*What is required*
Pick out the lines in the listing below that contain the word "どのような機能を求めますか" and copy them.

*Records supplied*
____

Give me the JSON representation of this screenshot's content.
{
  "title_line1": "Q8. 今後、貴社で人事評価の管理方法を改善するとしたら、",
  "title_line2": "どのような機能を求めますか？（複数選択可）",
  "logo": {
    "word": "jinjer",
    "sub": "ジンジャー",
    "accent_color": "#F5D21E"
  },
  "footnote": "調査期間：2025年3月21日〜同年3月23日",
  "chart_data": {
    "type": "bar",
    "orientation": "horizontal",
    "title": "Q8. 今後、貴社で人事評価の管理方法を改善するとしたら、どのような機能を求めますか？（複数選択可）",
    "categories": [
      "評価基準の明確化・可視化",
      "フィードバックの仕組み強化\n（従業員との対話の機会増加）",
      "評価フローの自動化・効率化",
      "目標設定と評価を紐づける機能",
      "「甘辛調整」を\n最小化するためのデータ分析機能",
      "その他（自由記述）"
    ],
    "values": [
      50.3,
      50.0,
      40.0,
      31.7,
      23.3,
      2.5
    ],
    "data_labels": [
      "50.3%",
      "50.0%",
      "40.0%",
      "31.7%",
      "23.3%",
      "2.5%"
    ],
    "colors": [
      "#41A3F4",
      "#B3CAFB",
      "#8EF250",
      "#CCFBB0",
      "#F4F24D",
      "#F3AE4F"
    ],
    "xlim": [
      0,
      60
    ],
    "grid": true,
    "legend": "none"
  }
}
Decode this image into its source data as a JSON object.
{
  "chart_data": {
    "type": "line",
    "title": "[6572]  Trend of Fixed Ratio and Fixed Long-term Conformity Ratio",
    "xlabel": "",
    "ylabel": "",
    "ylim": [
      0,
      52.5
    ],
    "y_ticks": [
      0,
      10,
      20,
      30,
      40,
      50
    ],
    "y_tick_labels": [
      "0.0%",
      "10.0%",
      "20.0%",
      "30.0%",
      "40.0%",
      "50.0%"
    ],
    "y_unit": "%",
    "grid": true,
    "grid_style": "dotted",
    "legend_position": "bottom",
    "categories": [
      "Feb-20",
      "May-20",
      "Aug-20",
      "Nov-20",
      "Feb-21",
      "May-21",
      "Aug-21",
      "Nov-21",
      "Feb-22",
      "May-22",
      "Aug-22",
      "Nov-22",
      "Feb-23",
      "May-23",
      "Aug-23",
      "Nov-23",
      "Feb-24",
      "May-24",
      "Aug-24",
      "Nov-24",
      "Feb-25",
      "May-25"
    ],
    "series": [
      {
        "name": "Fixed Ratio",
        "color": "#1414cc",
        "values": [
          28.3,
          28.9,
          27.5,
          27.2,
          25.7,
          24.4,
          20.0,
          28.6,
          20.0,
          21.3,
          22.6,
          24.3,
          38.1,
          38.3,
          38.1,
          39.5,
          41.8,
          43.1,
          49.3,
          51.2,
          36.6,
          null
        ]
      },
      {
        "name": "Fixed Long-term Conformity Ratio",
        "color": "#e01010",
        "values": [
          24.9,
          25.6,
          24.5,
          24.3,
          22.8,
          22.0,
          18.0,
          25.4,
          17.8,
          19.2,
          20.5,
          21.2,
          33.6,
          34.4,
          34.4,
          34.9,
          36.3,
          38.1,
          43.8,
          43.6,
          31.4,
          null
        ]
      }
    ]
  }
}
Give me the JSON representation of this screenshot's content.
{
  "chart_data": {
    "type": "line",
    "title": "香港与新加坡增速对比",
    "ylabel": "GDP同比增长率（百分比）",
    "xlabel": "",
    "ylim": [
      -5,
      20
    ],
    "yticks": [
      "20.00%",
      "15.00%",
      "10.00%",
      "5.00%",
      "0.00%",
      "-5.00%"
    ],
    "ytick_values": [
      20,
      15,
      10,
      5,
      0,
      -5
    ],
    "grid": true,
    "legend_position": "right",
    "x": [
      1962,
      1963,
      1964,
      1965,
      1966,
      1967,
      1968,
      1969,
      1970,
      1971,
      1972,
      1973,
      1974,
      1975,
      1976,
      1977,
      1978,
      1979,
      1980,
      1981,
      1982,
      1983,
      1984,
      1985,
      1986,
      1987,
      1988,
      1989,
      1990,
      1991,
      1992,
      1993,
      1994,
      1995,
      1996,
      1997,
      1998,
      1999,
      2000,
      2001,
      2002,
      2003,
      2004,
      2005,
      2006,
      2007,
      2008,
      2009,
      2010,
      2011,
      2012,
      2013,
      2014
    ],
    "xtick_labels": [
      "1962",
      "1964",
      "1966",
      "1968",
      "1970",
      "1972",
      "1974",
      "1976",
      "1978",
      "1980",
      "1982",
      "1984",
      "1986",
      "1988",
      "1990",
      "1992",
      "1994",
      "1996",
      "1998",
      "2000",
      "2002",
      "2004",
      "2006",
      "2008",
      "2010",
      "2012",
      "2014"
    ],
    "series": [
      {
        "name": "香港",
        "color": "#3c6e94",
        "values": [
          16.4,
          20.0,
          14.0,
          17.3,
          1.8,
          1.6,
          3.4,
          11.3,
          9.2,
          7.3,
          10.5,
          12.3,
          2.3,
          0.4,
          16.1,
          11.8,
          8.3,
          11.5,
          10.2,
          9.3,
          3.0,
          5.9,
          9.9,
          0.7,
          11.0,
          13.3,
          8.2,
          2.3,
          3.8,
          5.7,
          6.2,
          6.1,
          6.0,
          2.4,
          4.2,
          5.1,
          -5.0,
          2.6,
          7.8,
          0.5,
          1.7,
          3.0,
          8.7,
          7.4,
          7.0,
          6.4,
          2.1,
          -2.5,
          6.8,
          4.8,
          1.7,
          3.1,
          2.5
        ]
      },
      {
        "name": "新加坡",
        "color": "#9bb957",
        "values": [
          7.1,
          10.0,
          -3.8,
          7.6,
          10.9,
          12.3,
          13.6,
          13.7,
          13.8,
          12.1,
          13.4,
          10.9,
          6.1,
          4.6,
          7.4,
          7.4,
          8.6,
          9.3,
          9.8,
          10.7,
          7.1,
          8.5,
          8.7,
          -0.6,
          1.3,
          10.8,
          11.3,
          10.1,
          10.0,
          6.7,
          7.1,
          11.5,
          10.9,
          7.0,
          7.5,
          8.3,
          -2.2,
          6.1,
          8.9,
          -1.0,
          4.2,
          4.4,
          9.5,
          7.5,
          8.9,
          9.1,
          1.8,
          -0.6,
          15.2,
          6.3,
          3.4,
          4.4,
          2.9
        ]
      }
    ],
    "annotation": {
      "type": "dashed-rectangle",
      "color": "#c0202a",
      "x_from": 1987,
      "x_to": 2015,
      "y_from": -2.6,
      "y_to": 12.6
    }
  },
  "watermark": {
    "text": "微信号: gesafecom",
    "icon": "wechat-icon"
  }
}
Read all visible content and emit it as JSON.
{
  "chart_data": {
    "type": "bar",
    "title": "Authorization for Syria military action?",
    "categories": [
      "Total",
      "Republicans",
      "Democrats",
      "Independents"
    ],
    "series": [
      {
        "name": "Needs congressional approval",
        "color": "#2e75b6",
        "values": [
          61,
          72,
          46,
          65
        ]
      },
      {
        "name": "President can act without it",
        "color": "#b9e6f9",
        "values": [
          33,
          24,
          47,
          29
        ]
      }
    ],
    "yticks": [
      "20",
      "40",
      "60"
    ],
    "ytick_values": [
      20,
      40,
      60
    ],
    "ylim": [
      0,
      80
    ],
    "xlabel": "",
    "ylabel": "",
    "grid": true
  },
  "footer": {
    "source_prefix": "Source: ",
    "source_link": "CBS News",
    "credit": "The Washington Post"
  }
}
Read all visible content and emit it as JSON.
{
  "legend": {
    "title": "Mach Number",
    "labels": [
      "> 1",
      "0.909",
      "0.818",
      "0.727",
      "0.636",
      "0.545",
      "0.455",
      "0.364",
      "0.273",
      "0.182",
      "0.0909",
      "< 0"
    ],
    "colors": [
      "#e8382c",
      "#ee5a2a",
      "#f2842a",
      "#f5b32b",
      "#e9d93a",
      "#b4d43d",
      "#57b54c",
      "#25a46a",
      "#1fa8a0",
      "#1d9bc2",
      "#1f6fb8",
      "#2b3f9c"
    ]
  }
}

____

*Answer below*
  "title_line2": "どのような機能を求めますか？（複数選択可）",
    "title": "Q8. 今後、貴社で人事評価の管理方法を改善するとしたら、どのような機能を求めますか？（複数選択可）",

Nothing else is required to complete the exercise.